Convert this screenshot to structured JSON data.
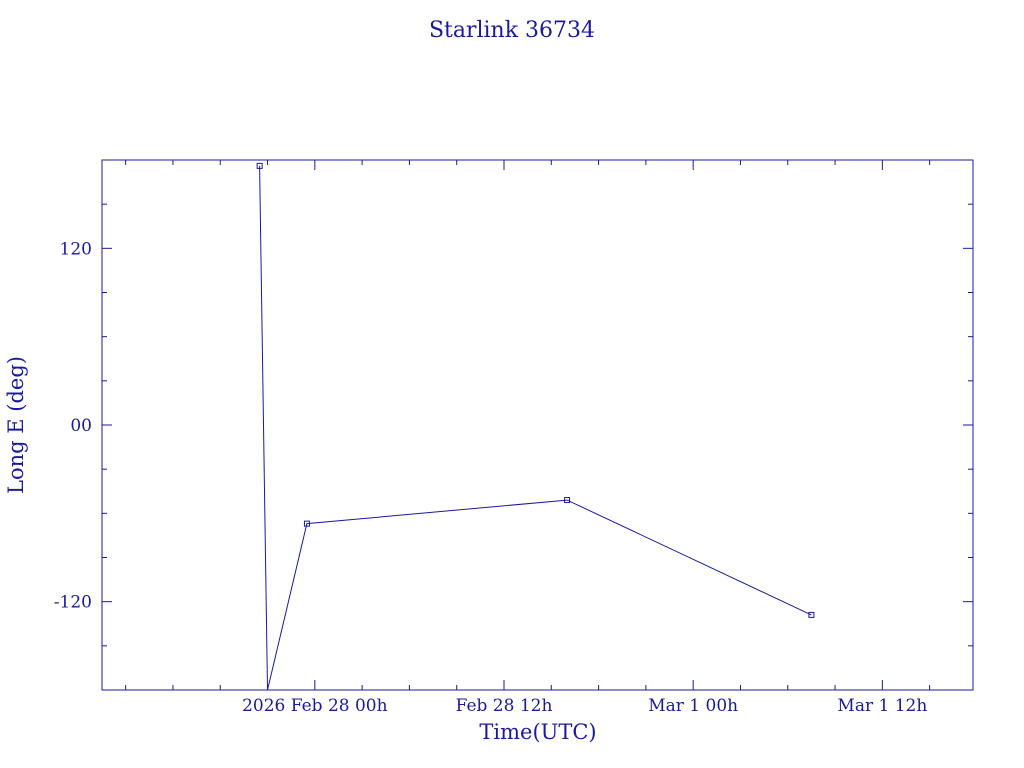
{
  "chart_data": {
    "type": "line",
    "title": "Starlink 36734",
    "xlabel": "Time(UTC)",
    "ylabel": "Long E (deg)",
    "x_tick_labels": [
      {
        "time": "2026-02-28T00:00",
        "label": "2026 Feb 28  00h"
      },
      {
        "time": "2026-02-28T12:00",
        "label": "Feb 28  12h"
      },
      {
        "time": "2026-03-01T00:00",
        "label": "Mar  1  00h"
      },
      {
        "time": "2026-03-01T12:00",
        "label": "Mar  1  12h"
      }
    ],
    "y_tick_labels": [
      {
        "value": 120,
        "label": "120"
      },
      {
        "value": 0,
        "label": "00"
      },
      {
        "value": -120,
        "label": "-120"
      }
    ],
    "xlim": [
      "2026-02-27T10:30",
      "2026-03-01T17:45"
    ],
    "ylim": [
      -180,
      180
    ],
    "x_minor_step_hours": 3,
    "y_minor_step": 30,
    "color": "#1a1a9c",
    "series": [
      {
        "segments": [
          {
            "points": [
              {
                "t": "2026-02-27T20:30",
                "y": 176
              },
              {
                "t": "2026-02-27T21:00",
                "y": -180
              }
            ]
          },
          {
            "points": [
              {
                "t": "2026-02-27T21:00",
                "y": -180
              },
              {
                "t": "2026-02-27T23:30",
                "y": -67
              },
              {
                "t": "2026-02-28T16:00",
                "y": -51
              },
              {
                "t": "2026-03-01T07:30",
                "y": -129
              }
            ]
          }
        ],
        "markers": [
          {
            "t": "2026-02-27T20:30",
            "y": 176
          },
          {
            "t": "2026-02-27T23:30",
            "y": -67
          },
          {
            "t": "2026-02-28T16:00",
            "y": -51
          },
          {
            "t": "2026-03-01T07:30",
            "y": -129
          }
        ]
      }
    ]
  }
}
====
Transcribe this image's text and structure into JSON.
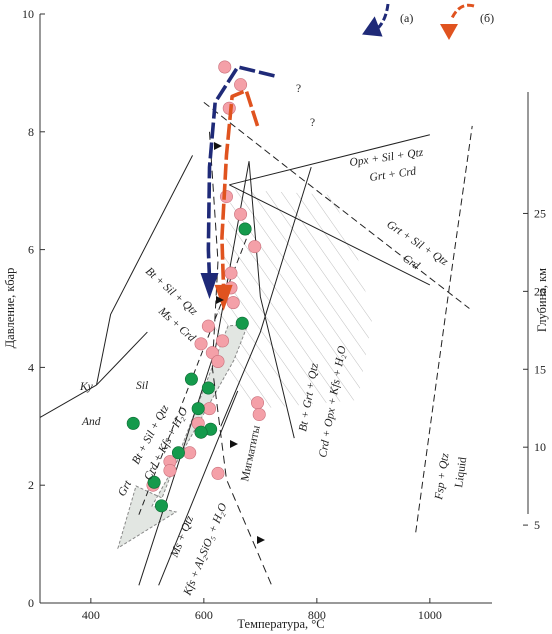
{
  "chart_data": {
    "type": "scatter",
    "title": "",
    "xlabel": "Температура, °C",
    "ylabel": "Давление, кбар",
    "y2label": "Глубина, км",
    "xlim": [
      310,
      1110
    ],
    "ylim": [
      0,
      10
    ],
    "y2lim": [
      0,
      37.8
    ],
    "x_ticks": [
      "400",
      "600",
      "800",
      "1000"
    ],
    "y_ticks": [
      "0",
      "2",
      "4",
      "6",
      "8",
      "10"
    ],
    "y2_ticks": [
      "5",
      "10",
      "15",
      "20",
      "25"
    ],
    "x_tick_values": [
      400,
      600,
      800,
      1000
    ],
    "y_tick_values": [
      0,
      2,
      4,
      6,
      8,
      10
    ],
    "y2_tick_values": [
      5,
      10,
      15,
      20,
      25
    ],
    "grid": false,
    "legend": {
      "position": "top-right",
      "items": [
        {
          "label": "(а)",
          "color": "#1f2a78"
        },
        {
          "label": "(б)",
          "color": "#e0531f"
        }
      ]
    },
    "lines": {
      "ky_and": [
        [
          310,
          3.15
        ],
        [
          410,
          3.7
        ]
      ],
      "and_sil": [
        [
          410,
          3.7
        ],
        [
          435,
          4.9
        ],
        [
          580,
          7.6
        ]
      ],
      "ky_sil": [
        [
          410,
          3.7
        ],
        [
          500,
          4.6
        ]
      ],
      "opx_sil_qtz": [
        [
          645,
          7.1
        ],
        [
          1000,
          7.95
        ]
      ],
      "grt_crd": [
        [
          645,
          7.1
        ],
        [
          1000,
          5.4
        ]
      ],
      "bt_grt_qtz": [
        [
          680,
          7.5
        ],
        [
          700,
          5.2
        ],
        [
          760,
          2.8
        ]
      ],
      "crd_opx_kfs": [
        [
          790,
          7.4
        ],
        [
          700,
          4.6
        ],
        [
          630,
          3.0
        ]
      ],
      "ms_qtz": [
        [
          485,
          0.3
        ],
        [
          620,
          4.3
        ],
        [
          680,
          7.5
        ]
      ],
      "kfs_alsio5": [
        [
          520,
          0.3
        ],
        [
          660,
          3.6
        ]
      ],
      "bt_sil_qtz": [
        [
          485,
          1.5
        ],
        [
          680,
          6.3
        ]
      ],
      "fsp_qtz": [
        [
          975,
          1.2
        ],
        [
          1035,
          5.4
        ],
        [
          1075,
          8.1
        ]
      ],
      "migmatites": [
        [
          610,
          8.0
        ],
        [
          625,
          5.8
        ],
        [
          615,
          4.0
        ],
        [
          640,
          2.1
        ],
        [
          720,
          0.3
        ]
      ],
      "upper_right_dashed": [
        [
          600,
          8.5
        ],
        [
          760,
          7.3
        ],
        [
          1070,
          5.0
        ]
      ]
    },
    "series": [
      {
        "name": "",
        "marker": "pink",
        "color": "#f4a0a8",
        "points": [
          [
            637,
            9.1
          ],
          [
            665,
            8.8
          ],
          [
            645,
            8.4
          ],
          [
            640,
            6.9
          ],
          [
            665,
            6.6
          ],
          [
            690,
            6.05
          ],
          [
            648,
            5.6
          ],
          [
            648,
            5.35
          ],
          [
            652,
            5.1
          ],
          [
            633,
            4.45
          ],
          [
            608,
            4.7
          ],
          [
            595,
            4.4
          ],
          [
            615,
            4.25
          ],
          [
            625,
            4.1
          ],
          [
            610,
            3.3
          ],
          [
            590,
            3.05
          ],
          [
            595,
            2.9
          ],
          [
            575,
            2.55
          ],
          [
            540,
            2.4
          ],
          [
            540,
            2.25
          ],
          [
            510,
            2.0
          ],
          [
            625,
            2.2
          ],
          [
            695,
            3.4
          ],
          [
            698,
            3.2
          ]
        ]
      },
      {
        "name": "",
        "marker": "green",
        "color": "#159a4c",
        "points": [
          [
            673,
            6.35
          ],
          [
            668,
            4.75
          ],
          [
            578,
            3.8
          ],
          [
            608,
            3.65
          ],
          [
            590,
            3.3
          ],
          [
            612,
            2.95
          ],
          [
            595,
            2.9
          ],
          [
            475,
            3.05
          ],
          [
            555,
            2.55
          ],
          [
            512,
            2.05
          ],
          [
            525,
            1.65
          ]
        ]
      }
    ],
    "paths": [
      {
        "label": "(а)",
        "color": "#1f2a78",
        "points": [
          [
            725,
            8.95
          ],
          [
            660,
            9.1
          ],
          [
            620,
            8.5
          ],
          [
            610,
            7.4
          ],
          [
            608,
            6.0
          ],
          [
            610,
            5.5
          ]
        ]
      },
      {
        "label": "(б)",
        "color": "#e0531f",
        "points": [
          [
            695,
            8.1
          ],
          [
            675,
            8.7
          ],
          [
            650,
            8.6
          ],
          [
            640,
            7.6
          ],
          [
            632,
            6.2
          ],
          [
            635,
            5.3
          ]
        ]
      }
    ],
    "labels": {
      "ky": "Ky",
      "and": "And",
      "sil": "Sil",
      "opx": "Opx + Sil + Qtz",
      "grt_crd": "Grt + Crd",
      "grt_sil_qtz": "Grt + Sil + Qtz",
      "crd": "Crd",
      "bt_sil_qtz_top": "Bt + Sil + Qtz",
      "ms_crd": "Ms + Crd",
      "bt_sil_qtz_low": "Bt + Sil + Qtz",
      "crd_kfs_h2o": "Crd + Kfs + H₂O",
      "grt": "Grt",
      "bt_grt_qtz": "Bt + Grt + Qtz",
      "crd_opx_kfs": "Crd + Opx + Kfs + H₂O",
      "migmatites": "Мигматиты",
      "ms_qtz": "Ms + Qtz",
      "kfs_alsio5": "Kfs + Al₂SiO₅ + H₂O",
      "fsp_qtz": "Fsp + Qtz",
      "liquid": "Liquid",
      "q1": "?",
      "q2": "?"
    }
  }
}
====
◆ **Required work**:
Copy each line above that contains the word "color".

◆ **Answer to the exercise**:
    "color": "#1a1a9c",
          "color": "#1f2a78"
          "color": "#e0531f"
        "color": "#f4a0a8",
        "color": "#159a4c",
        "color": "#1f2a78",
        "color": "#e0531f",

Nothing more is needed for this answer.